Set down the material below in full, matching it exactly.
⟨
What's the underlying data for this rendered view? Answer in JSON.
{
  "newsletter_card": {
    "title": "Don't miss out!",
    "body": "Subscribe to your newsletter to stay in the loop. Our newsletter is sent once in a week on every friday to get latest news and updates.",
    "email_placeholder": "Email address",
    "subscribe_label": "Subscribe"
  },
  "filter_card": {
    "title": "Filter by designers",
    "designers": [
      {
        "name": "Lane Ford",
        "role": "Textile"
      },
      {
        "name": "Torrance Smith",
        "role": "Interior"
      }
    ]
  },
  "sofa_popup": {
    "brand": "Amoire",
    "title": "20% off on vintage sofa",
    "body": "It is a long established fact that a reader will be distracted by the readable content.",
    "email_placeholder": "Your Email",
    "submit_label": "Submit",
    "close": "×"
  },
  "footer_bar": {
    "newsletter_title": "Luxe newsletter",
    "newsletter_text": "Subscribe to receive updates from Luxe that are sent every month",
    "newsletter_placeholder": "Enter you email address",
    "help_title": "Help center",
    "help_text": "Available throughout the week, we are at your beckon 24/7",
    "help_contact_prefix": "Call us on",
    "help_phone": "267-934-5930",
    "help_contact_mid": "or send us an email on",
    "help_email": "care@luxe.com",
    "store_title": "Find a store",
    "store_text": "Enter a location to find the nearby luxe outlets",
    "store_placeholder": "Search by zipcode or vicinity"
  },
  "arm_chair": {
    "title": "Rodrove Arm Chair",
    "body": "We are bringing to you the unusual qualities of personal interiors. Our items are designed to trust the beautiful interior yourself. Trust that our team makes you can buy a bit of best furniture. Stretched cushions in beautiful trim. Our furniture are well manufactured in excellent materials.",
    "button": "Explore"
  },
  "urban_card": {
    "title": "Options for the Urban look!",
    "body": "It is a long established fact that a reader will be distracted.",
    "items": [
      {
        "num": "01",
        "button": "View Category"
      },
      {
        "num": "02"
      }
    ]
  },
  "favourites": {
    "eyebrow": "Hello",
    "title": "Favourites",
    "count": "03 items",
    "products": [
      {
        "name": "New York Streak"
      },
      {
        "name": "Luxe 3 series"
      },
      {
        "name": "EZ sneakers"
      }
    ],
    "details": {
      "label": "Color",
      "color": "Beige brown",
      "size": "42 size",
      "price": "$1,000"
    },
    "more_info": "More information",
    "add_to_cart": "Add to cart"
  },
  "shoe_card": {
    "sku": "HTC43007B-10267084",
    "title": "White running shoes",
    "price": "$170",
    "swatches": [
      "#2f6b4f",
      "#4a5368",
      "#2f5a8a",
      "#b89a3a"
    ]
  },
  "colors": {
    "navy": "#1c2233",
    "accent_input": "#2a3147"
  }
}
⟩
# [SOLUTION TO THIS EXERCISE]
What's the underlying data for this rendered view? Answer in JSON.
{
  "newsletter_card": {
    "title": "Don't miss out!",
    "body": "Subscribe to your newsletter to stay in the loop. Our newsletter is sent once in a week on every friday to get latest news and updates.",
    "email_placeholder": "Email address",
    "subscribe_label": "Subscribe"
  },
  "filter_card": {
    "title": "Filter by designers",
    "designers": [
      {
        "name": "Lane Ford",
        "role": "Textile"
      },
      {
        "name": "Torrance Smith",
        "role": "Interior"
      }
    ]
  },
  "sofa_popup": {
    "brand": "Amoire",
    "title": "20% off on vintage sofa",
    "body": "It is a long established fact that a reader will be distracted by the readable content.",
    "email_placeholder": "Your Email",
    "submit_label": "Submit",
    "close": "×"
  },
  "footer_bar": {
    "newsletter_title": "Luxe newsletter",
    "newsletter_text": "Subscribe to receive updates from Luxe that are sent every month",
    "newsletter_placeholder": "Enter you email address",
    "help_title": "Help center",
    "help_text": "Available throughout the week, we are at your beckon 24/7",
    "help_contact_prefix": "Call us on",
    "help_phone": "267-934-5930",
    "help_contact_mid": "or send us an email on",
    "help_email": "care@luxe.com",
    "store_title": "Find a store",
    "store_text": "Enter a location to find the nearby luxe outlets",
    "store_placeholder": "Search by zipcode or vicinity"
  },
  "arm_chair": {
    "title": "Rodrove Arm Chair",
    "body": "We are bringing to you the unusual qualities of personal interiors. Our items are designed to trust the beautiful interior yourself. Trust that our team makes you can buy a bit of best furniture. Stretched cushions in beautiful trim. Our furniture are well manufactured in excellent materials.",
    "button": "Explore"
  },
  "urban_card": {
    "title": "Options for the Urban look!",
    "body": "It is a long established fact that a reader will be distracted.",
    "items": [
      {
        "num": "01",
        "button": "View Category"
      },
      {
        "num": "02"
      }
    ]
  },
  "favourites": {
    "eyebrow": "Hello",
    "title": "Favourites",
    "count": "03 items",
    "products": [
      {
        "name": "New York Streak"
      },
      {
        "name": "Luxe 3 series"
      },
      {
        "name": "EZ sneakers"
      }
    ],
    "details": {
      "label": "Color",
      "color": "Beige brown",
      "size": "42 size",
      "price": "$1,000"
    },
    "more_info": "More information",
    "add_to_cart": "Add to cart"
  },
  "shoe_card": {
    "sku": "HTC43007B-10267084",
    "title": "White running shoes",
    "price": "$170",
    "swatches": [
      "#2f6b4f",
      "#4a5368",
      "#2f5a8a",
      "#b89a3a"
    ]
  },
  "colors": {
    "navy": "#1c2233",
    "accent_input": "#2a3147"
  }
}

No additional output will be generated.